-------- Supplied data

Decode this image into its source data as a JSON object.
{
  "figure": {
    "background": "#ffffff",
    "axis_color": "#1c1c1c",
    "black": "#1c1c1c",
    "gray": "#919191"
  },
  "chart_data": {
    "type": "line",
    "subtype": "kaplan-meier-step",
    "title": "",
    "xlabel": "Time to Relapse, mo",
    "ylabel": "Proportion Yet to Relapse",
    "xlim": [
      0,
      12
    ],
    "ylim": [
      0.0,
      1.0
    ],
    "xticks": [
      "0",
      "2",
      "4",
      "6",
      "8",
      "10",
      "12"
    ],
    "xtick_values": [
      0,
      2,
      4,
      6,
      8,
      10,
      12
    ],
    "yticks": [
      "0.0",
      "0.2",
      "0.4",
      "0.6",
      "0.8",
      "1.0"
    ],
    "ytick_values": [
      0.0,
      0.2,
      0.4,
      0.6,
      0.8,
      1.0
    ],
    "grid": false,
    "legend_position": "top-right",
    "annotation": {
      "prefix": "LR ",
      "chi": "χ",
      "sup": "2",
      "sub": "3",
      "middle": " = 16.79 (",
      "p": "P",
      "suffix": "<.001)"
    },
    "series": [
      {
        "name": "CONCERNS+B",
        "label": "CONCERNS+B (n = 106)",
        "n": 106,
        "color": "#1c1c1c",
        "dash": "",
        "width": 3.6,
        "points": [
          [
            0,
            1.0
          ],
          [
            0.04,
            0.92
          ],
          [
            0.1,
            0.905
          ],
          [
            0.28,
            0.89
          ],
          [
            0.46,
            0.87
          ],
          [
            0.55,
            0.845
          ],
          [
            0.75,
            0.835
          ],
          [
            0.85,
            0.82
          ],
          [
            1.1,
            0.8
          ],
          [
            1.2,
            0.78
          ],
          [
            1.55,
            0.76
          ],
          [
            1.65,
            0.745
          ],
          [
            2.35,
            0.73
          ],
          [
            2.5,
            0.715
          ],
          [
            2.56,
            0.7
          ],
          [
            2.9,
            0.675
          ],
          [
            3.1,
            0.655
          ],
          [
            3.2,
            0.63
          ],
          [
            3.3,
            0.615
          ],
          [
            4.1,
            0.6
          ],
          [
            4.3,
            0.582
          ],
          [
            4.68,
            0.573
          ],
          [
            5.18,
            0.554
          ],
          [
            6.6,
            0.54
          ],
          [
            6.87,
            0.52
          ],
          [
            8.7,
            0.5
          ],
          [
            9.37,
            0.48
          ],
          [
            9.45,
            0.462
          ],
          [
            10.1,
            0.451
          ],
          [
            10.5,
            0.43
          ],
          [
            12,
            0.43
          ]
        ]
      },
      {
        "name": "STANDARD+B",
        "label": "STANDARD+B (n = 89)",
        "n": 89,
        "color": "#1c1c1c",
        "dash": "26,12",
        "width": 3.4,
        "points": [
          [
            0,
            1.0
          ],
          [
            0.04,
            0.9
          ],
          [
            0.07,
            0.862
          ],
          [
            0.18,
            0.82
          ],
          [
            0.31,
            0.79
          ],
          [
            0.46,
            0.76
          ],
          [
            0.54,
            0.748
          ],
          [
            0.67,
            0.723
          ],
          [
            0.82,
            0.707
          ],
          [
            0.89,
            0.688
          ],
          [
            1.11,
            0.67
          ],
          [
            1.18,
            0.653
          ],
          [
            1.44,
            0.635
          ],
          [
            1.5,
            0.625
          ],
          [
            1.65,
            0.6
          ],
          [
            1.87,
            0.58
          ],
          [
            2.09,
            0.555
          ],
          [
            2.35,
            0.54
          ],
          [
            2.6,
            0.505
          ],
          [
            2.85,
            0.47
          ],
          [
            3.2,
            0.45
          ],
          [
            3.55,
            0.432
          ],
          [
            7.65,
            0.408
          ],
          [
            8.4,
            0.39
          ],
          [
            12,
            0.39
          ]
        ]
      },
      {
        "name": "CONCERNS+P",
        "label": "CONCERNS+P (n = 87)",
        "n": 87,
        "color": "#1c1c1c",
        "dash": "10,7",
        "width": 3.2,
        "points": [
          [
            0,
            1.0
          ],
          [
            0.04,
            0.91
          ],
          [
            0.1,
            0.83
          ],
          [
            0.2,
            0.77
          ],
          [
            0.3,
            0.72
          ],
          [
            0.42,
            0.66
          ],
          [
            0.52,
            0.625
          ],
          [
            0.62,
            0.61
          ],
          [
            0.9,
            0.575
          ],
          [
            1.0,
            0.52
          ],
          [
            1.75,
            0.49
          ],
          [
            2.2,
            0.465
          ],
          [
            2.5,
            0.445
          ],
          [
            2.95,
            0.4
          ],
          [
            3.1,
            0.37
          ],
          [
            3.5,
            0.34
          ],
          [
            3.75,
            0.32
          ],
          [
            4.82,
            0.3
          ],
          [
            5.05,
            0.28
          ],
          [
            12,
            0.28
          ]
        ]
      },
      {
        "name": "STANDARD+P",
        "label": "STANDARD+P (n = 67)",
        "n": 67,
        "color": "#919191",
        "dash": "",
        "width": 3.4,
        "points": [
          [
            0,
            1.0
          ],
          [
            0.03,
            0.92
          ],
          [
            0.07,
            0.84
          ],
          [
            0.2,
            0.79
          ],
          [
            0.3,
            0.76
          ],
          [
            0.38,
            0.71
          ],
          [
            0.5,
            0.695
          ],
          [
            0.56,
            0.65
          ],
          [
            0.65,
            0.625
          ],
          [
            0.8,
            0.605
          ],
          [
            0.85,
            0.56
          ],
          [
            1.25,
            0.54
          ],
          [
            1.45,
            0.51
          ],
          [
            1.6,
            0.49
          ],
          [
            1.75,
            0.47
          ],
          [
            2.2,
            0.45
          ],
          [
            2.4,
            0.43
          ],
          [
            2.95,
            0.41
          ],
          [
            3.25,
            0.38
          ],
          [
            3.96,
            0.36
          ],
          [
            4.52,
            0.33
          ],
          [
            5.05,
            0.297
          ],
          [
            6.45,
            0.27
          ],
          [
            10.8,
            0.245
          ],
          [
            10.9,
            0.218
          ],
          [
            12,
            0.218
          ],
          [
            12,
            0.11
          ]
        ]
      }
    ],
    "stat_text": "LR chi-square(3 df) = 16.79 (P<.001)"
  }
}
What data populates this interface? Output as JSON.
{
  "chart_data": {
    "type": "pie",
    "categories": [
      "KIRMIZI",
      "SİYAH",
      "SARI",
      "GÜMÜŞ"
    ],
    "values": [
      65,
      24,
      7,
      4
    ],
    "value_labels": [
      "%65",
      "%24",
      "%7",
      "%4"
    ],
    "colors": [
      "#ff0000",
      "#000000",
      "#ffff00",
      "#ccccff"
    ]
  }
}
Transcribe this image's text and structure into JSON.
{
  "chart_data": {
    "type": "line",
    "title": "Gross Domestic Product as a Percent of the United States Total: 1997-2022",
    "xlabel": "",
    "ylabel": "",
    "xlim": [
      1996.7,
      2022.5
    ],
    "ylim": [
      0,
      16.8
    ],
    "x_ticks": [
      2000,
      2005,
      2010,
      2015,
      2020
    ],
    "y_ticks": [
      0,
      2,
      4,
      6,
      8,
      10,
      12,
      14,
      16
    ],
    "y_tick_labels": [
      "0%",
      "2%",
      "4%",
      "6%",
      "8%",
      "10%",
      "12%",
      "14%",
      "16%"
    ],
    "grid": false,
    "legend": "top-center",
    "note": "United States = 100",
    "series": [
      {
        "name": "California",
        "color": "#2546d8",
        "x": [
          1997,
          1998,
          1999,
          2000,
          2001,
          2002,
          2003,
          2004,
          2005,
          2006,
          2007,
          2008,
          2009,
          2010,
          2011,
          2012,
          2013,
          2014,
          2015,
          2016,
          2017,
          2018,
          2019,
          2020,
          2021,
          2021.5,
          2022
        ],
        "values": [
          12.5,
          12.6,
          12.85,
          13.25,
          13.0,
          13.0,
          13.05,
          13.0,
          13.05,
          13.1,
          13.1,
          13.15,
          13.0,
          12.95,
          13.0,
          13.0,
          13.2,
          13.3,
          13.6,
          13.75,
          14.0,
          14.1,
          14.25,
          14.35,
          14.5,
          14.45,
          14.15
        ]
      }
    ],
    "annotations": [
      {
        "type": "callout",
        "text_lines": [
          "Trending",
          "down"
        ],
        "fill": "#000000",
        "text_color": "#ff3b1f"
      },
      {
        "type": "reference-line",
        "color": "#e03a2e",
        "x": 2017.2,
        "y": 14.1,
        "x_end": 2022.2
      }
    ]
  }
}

----------------

**Short problem:** Report only the number of lines that hold the word "United".

**Expected answer:** 2